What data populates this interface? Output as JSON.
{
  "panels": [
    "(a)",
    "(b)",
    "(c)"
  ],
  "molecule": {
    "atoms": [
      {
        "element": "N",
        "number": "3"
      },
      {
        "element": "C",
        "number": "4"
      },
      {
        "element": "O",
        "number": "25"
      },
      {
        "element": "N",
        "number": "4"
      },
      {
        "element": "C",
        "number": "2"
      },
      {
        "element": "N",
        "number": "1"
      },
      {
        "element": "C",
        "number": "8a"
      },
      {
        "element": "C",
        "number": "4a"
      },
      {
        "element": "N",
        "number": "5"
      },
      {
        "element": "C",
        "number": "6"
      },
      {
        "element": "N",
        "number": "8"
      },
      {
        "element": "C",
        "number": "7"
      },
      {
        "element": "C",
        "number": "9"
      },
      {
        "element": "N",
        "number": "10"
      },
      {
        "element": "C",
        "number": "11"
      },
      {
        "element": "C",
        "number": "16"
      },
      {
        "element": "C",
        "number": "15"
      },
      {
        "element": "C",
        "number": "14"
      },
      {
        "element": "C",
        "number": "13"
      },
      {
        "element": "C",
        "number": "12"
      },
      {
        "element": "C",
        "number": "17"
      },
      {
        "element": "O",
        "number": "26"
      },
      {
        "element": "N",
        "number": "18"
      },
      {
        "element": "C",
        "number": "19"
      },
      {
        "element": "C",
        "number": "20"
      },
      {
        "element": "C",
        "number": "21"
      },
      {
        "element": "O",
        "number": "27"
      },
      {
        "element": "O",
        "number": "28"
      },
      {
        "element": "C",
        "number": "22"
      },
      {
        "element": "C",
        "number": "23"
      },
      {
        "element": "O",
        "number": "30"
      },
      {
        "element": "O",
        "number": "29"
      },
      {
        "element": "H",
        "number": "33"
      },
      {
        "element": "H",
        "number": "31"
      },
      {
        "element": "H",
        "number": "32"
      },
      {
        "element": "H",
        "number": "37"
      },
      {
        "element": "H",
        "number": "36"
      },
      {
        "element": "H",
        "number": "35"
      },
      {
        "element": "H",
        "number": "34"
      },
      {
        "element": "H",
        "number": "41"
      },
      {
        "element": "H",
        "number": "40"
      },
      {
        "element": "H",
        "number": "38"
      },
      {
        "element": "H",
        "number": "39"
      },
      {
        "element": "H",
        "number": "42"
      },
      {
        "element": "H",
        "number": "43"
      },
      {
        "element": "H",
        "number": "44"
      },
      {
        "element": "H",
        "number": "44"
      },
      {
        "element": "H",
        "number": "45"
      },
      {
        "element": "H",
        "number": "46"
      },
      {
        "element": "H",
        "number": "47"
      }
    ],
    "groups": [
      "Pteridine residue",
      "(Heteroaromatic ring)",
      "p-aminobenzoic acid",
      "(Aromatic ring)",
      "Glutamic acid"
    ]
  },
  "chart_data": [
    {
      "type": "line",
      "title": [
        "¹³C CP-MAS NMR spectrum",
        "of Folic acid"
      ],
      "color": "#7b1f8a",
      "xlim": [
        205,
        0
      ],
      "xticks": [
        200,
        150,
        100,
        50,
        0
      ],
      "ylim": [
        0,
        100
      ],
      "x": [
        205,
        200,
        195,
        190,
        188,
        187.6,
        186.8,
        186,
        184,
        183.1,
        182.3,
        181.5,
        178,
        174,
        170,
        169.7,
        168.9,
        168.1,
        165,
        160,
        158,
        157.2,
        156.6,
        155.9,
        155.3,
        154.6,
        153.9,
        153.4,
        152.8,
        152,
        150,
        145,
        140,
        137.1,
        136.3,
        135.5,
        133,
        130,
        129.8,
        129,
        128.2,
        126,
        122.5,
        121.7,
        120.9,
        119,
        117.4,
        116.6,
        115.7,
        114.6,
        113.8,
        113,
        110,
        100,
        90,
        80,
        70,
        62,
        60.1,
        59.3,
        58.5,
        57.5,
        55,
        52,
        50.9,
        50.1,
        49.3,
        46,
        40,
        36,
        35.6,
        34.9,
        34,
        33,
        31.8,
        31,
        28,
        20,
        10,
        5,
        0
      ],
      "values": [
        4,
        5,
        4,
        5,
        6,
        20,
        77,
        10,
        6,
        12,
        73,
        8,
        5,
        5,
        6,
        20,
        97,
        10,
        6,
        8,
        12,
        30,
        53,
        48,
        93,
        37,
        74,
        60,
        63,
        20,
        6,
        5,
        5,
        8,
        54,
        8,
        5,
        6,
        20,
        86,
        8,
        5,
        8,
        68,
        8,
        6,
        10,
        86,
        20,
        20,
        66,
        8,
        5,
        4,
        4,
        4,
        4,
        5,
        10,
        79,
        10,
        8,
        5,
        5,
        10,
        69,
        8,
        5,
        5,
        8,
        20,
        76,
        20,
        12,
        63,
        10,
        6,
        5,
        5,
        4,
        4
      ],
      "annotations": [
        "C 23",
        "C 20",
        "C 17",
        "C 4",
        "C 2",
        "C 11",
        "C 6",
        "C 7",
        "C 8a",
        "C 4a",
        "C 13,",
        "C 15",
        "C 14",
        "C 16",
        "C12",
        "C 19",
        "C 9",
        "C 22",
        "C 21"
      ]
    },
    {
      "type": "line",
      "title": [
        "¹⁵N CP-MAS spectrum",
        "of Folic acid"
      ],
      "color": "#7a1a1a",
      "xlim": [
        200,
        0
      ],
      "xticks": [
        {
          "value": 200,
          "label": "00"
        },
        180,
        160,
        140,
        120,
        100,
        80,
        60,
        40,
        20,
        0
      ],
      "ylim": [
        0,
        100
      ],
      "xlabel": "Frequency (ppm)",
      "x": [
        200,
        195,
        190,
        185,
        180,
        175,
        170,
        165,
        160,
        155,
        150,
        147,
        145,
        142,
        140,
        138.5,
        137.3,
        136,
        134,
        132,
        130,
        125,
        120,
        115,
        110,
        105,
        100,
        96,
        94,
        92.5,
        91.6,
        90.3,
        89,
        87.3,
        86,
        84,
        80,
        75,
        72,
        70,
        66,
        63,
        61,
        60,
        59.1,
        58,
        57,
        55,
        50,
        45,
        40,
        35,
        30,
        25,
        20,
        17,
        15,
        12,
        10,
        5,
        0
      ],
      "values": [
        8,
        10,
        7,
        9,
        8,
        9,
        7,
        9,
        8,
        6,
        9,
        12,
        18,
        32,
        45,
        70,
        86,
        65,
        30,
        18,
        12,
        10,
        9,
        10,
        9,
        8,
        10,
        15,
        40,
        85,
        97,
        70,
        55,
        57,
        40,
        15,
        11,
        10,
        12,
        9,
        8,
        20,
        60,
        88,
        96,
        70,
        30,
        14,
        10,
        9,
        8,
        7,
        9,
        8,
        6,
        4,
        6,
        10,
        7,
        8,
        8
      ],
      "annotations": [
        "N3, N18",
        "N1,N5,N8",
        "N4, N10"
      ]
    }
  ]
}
···
→ **Brief**
Write down all the entries again without a single difference.

→ **Result of the task**
What data populates this interface? Output as JSON.
{
  "panels": [
    "(a)",
    "(b)",
    "(c)"
  ],
  "molecule": {
    "atoms": [
      {
        "element": "N",
        "number": "3"
      },
      {
        "element": "C",
        "number": "4"
      },
      {
        "element": "O",
        "number": "25"
      },
      {
        "element": "N",
        "number": "4"
      },
      {
        "element": "C",
        "number": "2"
      },
      {
        "element": "N",
        "number": "1"
      },
      {
        "element": "C",
        "number": "8a"
      },
      {
        "element": "C",
        "number": "4a"
      },
      {
        "element": "N",
        "number": "5"
      },
      {
        "element": "C",
        "number": "6"
      },
      {
        "element": "N",
        "number": "8"
      },
      {
        "element": "C",
        "number": "7"
      },
      {
        "element": "C",
        "number": "9"
      },
      {
        "element": "N",
        "number": "10"
      },
      {
        "element": "C",
        "number": "11"
      },
      {
        "element": "C",
        "number": "16"
      },
      {
        "element": "C",
        "number": "15"
      },
      {
        "element": "C",
        "number": "14"
      },
      {
        "element": "C",
        "number": "13"
      },
      {
        "element": "C",
        "number": "12"
      },
      {
        "element": "C",
        "number": "17"
      },
      {
        "element": "O",
        "number": "26"
      },
      {
        "element": "N",
        "number": "18"
      },
      {
        "element": "C",
        "number": "19"
      },
      {
        "element": "C",
        "number": "20"
      },
      {
        "element": "C",
        "number": "21"
      },
      {
        "element": "O",
        "number": "27"
      },
      {
        "element": "O",
        "number": "28"
      },
      {
        "element": "C",
        "number": "22"
      },
      {
        "element": "C",
        "number": "23"
      },
      {
        "element": "O",
        "number": "30"
      },
      {
        "element": "O",
        "number": "29"
      },
      {
        "element": "H",
        "number": "33"
      },
      {
        "element": "H",
        "number": "31"
      },
      {
        "element": "H",
        "number": "32"
      },
      {
        "element": "H",
        "number": "37"
      },
      {
        "element": "H",
        "number": "36"
      },
      {
        "element": "H",
        "number": "35"
      },
      {
        "element": "H",
        "number": "34"
      },
      {
        "element": "H",
        "number": "41"
      },
      {
        "element": "H",
        "number": "40"
      },
      {
        "element": "H",
        "number": "38"
      },
      {
        "element": "H",
        "number": "39"
      },
      {
        "element": "H",
        "number": "42"
      },
      {
        "element": "H",
        "number": "43"
      },
      {
        "element": "H",
        "number": "44"
      },
      {
        "element": "H",
        "number": "44"
      },
      {
        "element": "H",
        "number": "45"
      },
      {
        "element": "H",
        "number": "46"
      },
      {
        "element": "H",
        "number": "47"
      }
    ],
    "groups": [
      "Pteridine residue",
      "(Heteroaromatic ring)",
      "p-aminobenzoic acid",
      "(Aromatic ring)",
      "Glutamic acid"
    ]
  },
  "chart_data": [
    {
      "type": "line",
      "title": [
        "¹³C CP-MAS NMR spectrum",
        "of Folic acid"
      ],
      "color": "#7b1f8a",
      "xlim": [
        205,
        0
      ],
      "xticks": [
        200,
        150,
        100,
        50,
        0
      ],
      "ylim": [
        0,
        100
      ],
      "x": [
        205,
        200,
        195,
        190,
        188,
        187.6,
        186.8,
        186,
        184,
        183.1,
        182.3,
        181.5,
        178,
        174,
        170,
        169.7,
        168.9,
        168.1,
        165,
        160,
        158,
        157.2,
        156.6,
        155.9,
        155.3,
        154.6,
        153.9,
        153.4,
        152.8,
        152,
        150,
        145,
        140,
        137.1,
        136.3,
        135.5,
        133,
        130,
        129.8,
        129,
        128.2,
        126,
        122.5,
        121.7,
        120.9,
        119,
        117.4,
        116.6,
        115.7,
        114.6,
        113.8,
        113,
        110,
        100,
        90,
        80,
        70,
        62,
        60.1,
        59.3,
        58.5,
        57.5,
        55,
        52,
        50.9,
        50.1,
        49.3,
        46,
        40,
        36,
        35.6,
        34.9,
        34,
        33,
        31.8,
        31,
        28,
        20,
        10,
        5,
        0
      ],
      "values": [
        4,
        5,
        4,
        5,
        6,
        20,
        77,
        10,
        6,
        12,
        73,
        8,
        5,
        5,
        6,
        20,
        97,
        10,
        6,
        8,
        12,
        30,
        53,
        48,
        93,
        37,
        74,
        60,
        63,
        20,
        6,
        5,
        5,
        8,
        54,
        8,
        5,
        6,
        20,
        86,
        8,
        5,
        8,
        68,
        8,
        6,
        10,
        86,
        20,
        20,
        66,
        8,
        5,
        4,
        4,
        4,
        4,
        5,
        10,
        79,
        10,
        8,
        5,
        5,
        10,
        69,
        8,
        5,
        5,
        8,
        20,
        76,
        20,
        12,
        63,
        10,
        6,
        5,
        5,
        4,
        4
      ],
      "annotations": [
        "C 23",
        "C 20",
        "C 17",
        "C 4",
        "C 2",
        "C 11",
        "C 6",
        "C 7",
        "C 8a",
        "C 4a",
        "C 13,",
        "C 15",
        "C 14",
        "C 16",
        "C12",
        "C 19",
        "C 9",
        "C 22",
        "C 21"
      ]
    },
    {
      "type": "line",
      "title": [
        "¹⁵N CP-MAS spectrum",
        "of Folic acid"
      ],
      "color": "#7a1a1a",
      "xlim": [
        200,
        0
      ],
      "xticks": [
        {
          "value": 200,
          "label": "00"
        },
        180,
        160,
        140,
        120,
        100,
        80,
        60,
        40,
        20,
        0
      ],
      "ylim": [
        0,
        100
      ],
      "xlabel": "Frequency (ppm)",
      "x": [
        200,
        195,
        190,
        185,
        180,
        175,
        170,
        165,
        160,
        155,
        150,
        147,
        145,
        142,
        140,
        138.5,
        137.3,
        136,
        134,
        132,
        130,
        125,
        120,
        115,
        110,
        105,
        100,
        96,
        94,
        92.5,
        91.6,
        90.3,
        89,
        87.3,
        86,
        84,
        80,
        75,
        72,
        70,
        66,
        63,
        61,
        60,
        59.1,
        58,
        57,
        55,
        50,
        45,
        40,
        35,
        30,
        25,
        20,
        17,
        15,
        12,
        10,
        5,
        0
      ],
      "values": [
        8,
        10,
        7,
        9,
        8,
        9,
        7,
        9,
        8,
        6,
        9,
        12,
        18,
        32,
        45,
        70,
        86,
        65,
        30,
        18,
        12,
        10,
        9,
        10,
        9,
        8,
        10,
        15,
        40,
        85,
        97,
        70,
        55,
        57,
        40,
        15,
        11,
        10,
        12,
        9,
        8,
        20,
        60,
        88,
        96,
        70,
        30,
        14,
        10,
        9,
        8,
        7,
        9,
        8,
        6,
        4,
        6,
        10,
        7,
        8,
        8
      ],
      "annotations": [
        "N3, N18",
        "N1,N5,N8",
        "N4, N10"
      ]
    }
  ]
}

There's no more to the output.